== Objective ==
Can you copy out the data exactly? Leave the images out.

Extracted records
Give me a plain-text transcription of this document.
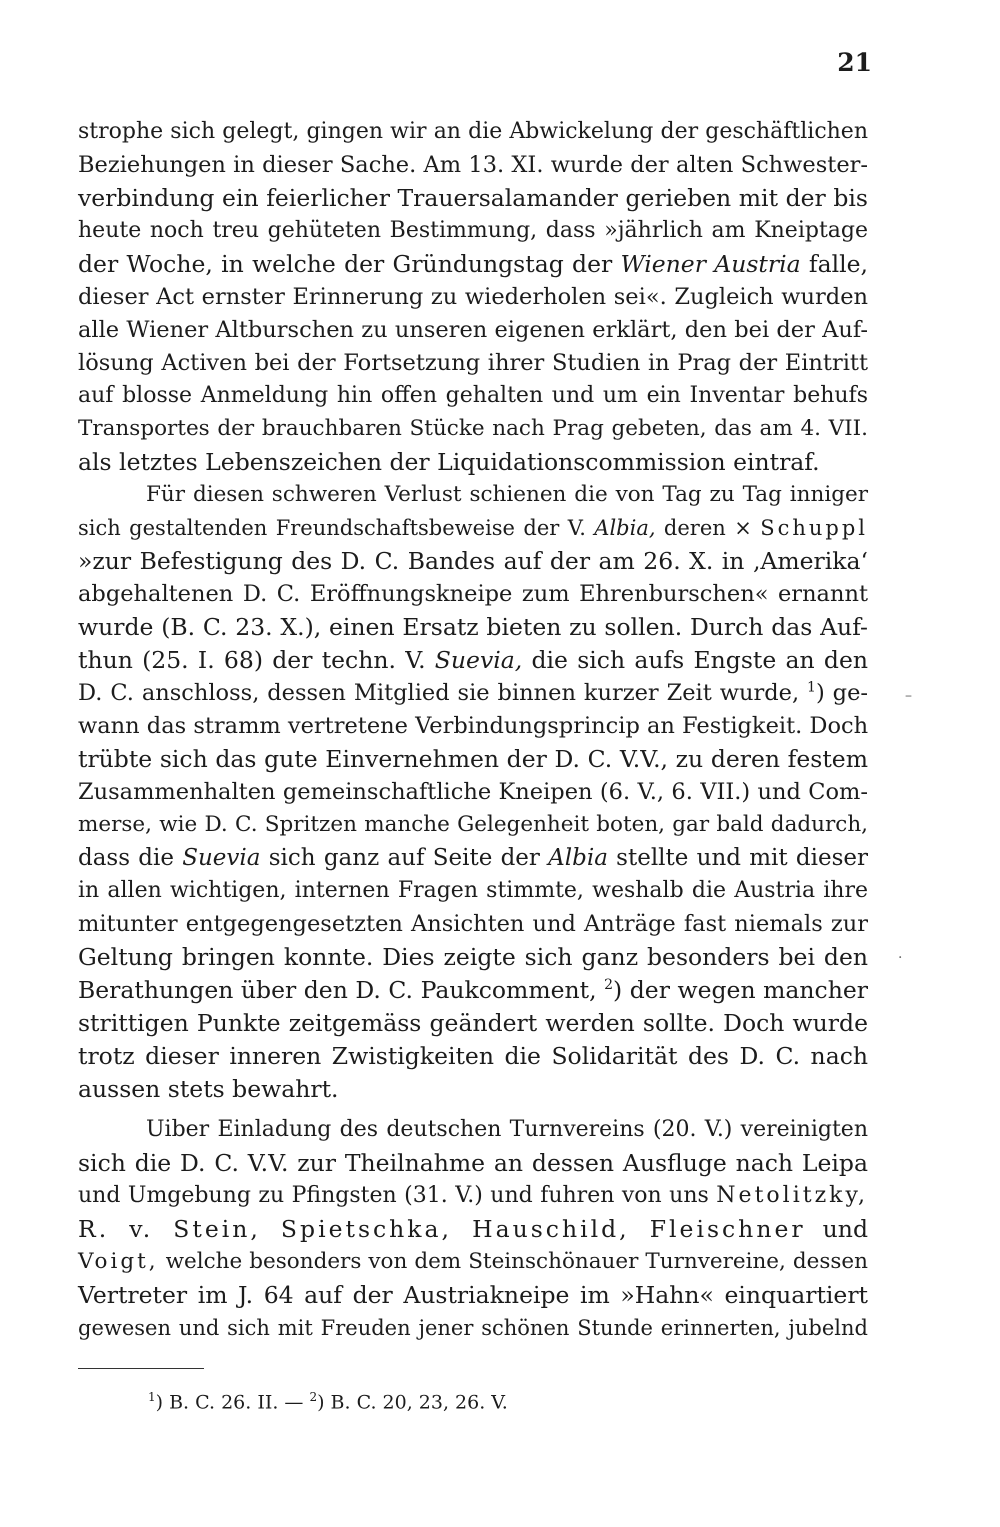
21
strophe sich gelegt, gingen wir an die Abwickelung der geschäftlichen
Beziehungen in dieser Sache. Am 13. XI. wurde der alten Schwester-
verbindung ein feierlicher Trauersalamander gerieben mit der bis
heute noch treu gehüteten Bestimmung, dass »jährlich am Kneiptage
der Woche, in welche der Gründungstag der Wiener Austria falle,
dieser Act ernster Erinnerung zu wiederholen sei«. Zugleich wurden
alle Wiener Altburschen zu unseren eigenen erklärt, den bei der Auf-
lösung Activen bei der Fortsetzung ihrer Studien in Prag der Eintritt
auf blosse Anmeldung hin offen gehalten und um ein Inventar behufs
Transportes der brauchbaren Stücke nach Prag gebeten, das am 4. VII.
als letztes Lebenszeichen der Liquidationscommission eintraf.
Für diesen schweren Verlust schienen die von Tag zu Tag inniger
sich gestaltenden Freundschaftsbeweise der V. Albia, deren × Schuppl
»zur Befestigung des D. C. Bandes auf der am 26. X. in ‚Amerika‘
abgehaltenen D. C. Eröffnungskneipe zum Ehrenburschen« ernannt
wurde (B. C. 23. X.), einen Ersatz bieten zu sollen. Durch das Auf-
thun (25. I. 68) der techn. V. Suevia, die sich aufs Engste an den
D. C. anschloss, dessen Mitglied sie binnen kurzer Zeit wurde, $^1$) ge-
wann das stramm vertretene Verbindungsprincip an Festigkeit. Doch
trübte sich das gute Einvernehmen der D. C. V.V., zu deren festem
Zusammenhalten gemeinschaftliche Kneipen (6. V., 6. VII.) und Com-
merse, wie D. C. Spritzen manche Gelegenheit boten, gar bald dadurch,
dass die Suevia sich ganz auf Seite der Albia stellte und mit dieser
in allen wichtigen, internen Fragen stimmte, weshalb die Austria ihre
mitunter entgegengesetzten Ansichten und Anträge fast niemals zur
Geltung bringen konnte. Dies zeigte sich ganz besonders bei den
Berathungen über den D. C. Paukcomment, $^2$) der wegen mancher
strittigen Punkte zeitgemäss geändert werden sollte. Doch wurde
trotz dieser inneren Zwistigkeiten die Solidarität des D. C. nach
aussen stets bewahrt.
Uiber Einladung des deutschen Turnvereins (20. V.) vereinigten
sich die D. C. V.V. zur Theilnahme an dessen Ausfluge nach Leipa
und Umgebung zu Pfingsten (31. V.) und fuhren von uns Netolitzky,
R. v. Stein, Spietschka, Hauschild, Fleischner und
Voigt, welche besonders von dem Steinschönauer Turnvereine, dessen
Vertreter im J. 64 auf der Austriakneipe im »Hahn« einquartiert
gewesen und sich mit Freuden jener schönen Stunde erinnerten, jubelnd
$^1$) B. C. 26. II. — $^2$) B. C. 20, 23, 26. V.
–
·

== Output for this task ==
Give me a plain-text transcription of this document.
21
strophe sich gelegt, gingen wir an die Abwickelung der geschäftlichen
Beziehungen in dieser Sache. Am 13. XI. wurde der alten Schwester-
verbindung ein feierlicher Trauersalamander gerieben mit der bis
heute noch treu gehüteten Bestimmung, dass »jährlich am Kneiptage
der Woche, in welche der Gründungstag der Wiener Austria falle,
dieser Act ernster Erinnerung zu wiederholen sei«. Zugleich wurden
alle Wiener Altburschen zu unseren eigenen erklärt, den bei der Auf-
lösung Activen bei der Fortsetzung ihrer Studien in Prag der Eintritt
auf blosse Anmeldung hin offen gehalten und um ein Inventar behufs
Transportes der brauchbaren Stücke nach Prag gebeten, das am 4. VII.
als letztes Lebenszeichen der Liquidationscommission eintraf.
Für diesen schweren Verlust schienen die von Tag zu Tag inniger
sich gestaltenden Freundschaftsbeweise der V. Albia, deren × Schuppl
»zur Befestigung des D. C. Bandes auf der am 26. X. in ‚Amerika‘
abgehaltenen D. C. Eröffnungskneipe zum Ehrenburschen« ernannt
wurde (B. C. 23. X.), einen Ersatz bieten zu sollen. Durch das Auf-
thun (25. I. 68) der techn. V. Suevia, die sich aufs Engste an den
D. C. anschloss, dessen Mitglied sie binnen kurzer Zeit wurde, $^1$) ge-
wann das stramm vertretene Verbindungsprincip an Festigkeit. Doch
trübte sich das gute Einvernehmen der D. C. V.V., zu deren festem
Zusammenhalten gemeinschaftliche Kneipen (6. V., 6. VII.) und Com-
merse, wie D. C. Spritzen manche Gelegenheit boten, gar bald dadurch,
dass die Suevia sich ganz auf Seite der Albia stellte und mit dieser
in allen wichtigen, internen Fragen stimmte, weshalb die Austria ihre
mitunter entgegengesetzten Ansichten und Anträge fast niemals zur
Geltung bringen konnte. Dies zeigte sich ganz besonders bei den
Berathungen über den D. C. Paukcomment, $^2$) der wegen mancher
strittigen Punkte zeitgemäss geändert werden sollte. Doch wurde
trotz dieser inneren Zwistigkeiten die Solidarität des D. C. nach
aussen stets bewahrt.
Uiber Einladung des deutschen Turnvereins (20. V.) vereinigten
sich die D. C. V.V. zur Theilnahme an dessen Ausfluge nach Leipa
und Umgebung zu Pfingsten (31. V.) und fuhren von uns Netolitzky,
R. v. Stein, Spietschka, Hauschild, Fleischner und
Voigt, welche besonders von dem Steinschönauer Turnvereine, dessen
Vertreter im J. 64 auf der Austriakneipe im »Hahn« einquartiert
gewesen und sich mit Freuden jener schönen Stunde erinnerten, jubelnd
$^1$) B. C. 26. II. — $^2$) B. C. 20, 23, 26. V.
–
·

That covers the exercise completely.